§ PROBLEM STATEMENT:
Return the full listing exactly as it is written.

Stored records
────

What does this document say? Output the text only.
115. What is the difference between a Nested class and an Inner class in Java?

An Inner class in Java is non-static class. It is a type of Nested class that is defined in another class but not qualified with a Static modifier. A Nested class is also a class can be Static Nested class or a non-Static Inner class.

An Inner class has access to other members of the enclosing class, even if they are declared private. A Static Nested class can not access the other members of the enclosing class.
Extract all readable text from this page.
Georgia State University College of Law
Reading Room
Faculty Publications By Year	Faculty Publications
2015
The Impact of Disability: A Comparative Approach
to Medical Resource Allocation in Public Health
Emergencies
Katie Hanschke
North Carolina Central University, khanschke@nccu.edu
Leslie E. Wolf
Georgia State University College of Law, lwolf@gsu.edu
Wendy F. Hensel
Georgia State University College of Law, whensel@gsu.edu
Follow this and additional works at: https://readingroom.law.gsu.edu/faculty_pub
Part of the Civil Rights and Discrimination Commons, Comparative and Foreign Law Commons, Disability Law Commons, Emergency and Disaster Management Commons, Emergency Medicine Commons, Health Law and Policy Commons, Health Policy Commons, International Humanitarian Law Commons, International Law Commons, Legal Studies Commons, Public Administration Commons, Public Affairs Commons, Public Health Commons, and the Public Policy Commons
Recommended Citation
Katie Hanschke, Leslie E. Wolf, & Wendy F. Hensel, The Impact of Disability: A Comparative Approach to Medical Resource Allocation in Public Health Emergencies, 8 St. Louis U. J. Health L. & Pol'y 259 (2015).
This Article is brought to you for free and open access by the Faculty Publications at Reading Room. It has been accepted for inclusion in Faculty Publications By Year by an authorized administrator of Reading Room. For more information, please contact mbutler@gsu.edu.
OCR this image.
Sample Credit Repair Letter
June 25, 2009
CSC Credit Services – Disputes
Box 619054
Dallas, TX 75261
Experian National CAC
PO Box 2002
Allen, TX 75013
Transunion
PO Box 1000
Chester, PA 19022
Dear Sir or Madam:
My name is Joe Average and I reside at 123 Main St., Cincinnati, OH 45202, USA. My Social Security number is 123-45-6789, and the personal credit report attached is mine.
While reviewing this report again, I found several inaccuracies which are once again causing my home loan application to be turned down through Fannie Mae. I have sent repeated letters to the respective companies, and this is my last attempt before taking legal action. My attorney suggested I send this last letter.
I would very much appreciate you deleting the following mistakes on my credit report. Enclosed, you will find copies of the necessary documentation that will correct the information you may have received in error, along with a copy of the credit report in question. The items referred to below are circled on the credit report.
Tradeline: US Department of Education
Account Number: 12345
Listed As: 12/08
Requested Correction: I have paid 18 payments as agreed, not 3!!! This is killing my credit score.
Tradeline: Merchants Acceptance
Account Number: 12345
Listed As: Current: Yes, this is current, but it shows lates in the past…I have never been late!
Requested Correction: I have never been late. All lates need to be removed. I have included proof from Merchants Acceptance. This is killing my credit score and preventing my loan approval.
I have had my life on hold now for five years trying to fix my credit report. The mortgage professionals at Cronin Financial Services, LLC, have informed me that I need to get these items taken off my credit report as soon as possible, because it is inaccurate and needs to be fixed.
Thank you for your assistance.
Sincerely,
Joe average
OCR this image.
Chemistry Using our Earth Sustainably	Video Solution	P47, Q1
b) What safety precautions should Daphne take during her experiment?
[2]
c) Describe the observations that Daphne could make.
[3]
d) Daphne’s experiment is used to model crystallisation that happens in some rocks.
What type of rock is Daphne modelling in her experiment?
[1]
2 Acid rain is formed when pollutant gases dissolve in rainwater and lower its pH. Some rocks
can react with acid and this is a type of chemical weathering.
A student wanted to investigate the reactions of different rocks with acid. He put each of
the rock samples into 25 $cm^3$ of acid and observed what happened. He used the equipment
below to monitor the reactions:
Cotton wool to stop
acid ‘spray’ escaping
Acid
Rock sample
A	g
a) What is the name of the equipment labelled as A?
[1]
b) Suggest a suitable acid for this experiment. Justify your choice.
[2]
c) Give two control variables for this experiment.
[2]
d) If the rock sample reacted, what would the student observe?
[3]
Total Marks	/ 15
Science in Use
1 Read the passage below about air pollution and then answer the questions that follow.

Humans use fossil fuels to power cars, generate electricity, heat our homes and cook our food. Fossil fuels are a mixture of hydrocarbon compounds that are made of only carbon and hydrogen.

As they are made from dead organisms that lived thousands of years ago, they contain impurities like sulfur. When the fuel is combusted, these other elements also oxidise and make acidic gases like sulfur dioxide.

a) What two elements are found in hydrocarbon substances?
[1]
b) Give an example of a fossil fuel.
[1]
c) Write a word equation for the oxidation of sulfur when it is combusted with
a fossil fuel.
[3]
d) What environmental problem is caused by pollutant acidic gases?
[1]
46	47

────

§ ANSWER IN FULL:
What does this document say? Output the text only.
115. What is the difference between a Nested class and an Inner class in Java?

An Inner class in Java is non-static class. It is a type of Nested class that is defined in another class but not qualified with a Static modifier. A Nested class is also a class can be Static Nested class or a non-Static Inner class.

An Inner class has access to other members of the enclosing class, even if they are declared private. A Static Nested class can not access the other members of the enclosing class.
Extract all readable text from this page.
Georgia State University College of Law
Reading Room
Faculty Publications By Year	Faculty Publications
2015
The Impact of Disability: A Comparative Approach
to Medical Resource Allocation in Public Health
Emergencies
Katie Hanschke
North Carolina Central University, khanschke@nccu.edu
Leslie E. Wolf
Georgia State University College of Law, lwolf@gsu.edu
Wendy F. Hensel
Georgia State University College of Law, whensel@gsu.edu
Follow this and additional works at: https://readingroom.law.gsu.edu/faculty_pub
Part of the Civil Rights and Discrimination Commons, Comparative and Foreign Law Commons, Disability Law Commons, Emergency and Disaster Management Commons, Emergency Medicine Commons, Health Law and Policy Commons, Health Policy Commons, International Humanitarian Law Commons, International Law Commons, Legal Studies Commons, Public Administration Commons, Public Affairs Commons, Public Health Commons, and the Public Policy Commons
Recommended Citation
Katie Hanschke, Leslie E. Wolf, & Wendy F. Hensel, The Impact of Disability: A Comparative Approach to Medical Resource Allocation in Public Health Emergencies, 8 St. Louis U. J. Health L. & Pol'y 259 (2015).
This Article is brought to you for free and open access by the Faculty Publications at Reading Room. It has been accepted for inclusion in Faculty Publications By Year by an authorized administrator of Reading Room. For more information, please contact mbutler@gsu.edu.
OCR this image.
Sample Credit Repair Letter
June 25, 2009
CSC Credit Services – Disputes
Box 619054
Dallas, TX 75261
Experian National CAC
PO Box 2002
Allen, TX 75013
Transunion
PO Box 1000
Chester, PA 19022
Dear Sir or Madam:
My name is Joe Average and I reside at 123 Main St., Cincinnati, OH 45202, USA. My Social Security number is 123-45-6789, and the personal credit report attached is mine.
While reviewing this report again, I found several inaccuracies which are once again causing my home loan application to be turned down through Fannie Mae. I have sent repeated letters to the respective companies, and this is my last attempt before taking legal action. My attorney suggested I send this last letter.
I would very much appreciate you deleting the following mistakes on my credit report. Enclosed, you will find copies of the necessary documentation that will correct the information you may have received in error, along with a copy of the credit report in question. The items referred to below are circled on the credit report.
Tradeline: US Department of Education
Account Number: 12345
Listed As: 12/08
Requested Correction: I have paid 18 payments as agreed, not 3!!! This is killing my credit score.
Tradeline: Merchants Acceptance
Account Number: 12345
Listed As: Current: Yes, this is current, but it shows lates in the past…I have never been late!
Requested Correction: I have never been late. All lates need to be removed. I have included proof from Merchants Acceptance. This is killing my credit score and preventing my loan approval.
I have had my life on hold now for five years trying to fix my credit report. The mortgage professionals at Cronin Financial Services, LLC, have informed me that I need to get these items taken off my credit report as soon as possible, because it is inaccurate and needs to be fixed.
Thank you for your assistance.
Sincerely,
Joe average
OCR this image.
Chemistry Using our Earth Sustainably	Video Solution	P47, Q1
b) What safety precautions should Daphne take during her experiment?
[2]
c) Describe the observations that Daphne could make.
[3]
d) Daphne’s experiment is used to model crystallisation that happens in some rocks.
What type of rock is Daphne modelling in her experiment?
[1]
2 Acid rain is formed when pollutant gases dissolve in rainwater and lower its pH. Some rocks
can react with acid and this is a type of chemical weathering.
A student wanted to investigate the reactions of different rocks with acid. He put each of
the rock samples into 25 $cm^3$ of acid and observed what happened. He used the equipment
below to monitor the reactions:
Cotton wool to stop
acid ‘spray’ escaping
Acid
Rock sample
A	g
a) What is the name of the equipment labelled as A?
[1]
b) Suggest a suitable acid for this experiment. Justify your choice.
[2]
c) Give two control variables for this experiment.
[2]
d) If the rock sample reacted, what would the student observe?
[3]
Total Marks	/ 15
Science in Use
1 Read the passage below about air pollution and then answer the questions that follow.

Humans use fossil fuels to power cars, generate electricity, heat our homes and cook our food. Fossil fuels are a mixture of hydrocarbon compounds that are made of only carbon and hydrogen.

As they are made from dead organisms that lived thousands of years ago, they contain impurities like sulfur. When the fuel is combusted, these other elements also oxidise and make acidic gases like sulfur dioxide.

a) What two elements are found in hydrocarbon substances?
[1]
b) Give an example of a fossil fuel.
[1]
c) Write a word equation for the oxidation of sulfur when it is combusted with
a fossil fuel.
[3]
d) What environmental problem is caused by pollutant acidic gases?
[1]
46	47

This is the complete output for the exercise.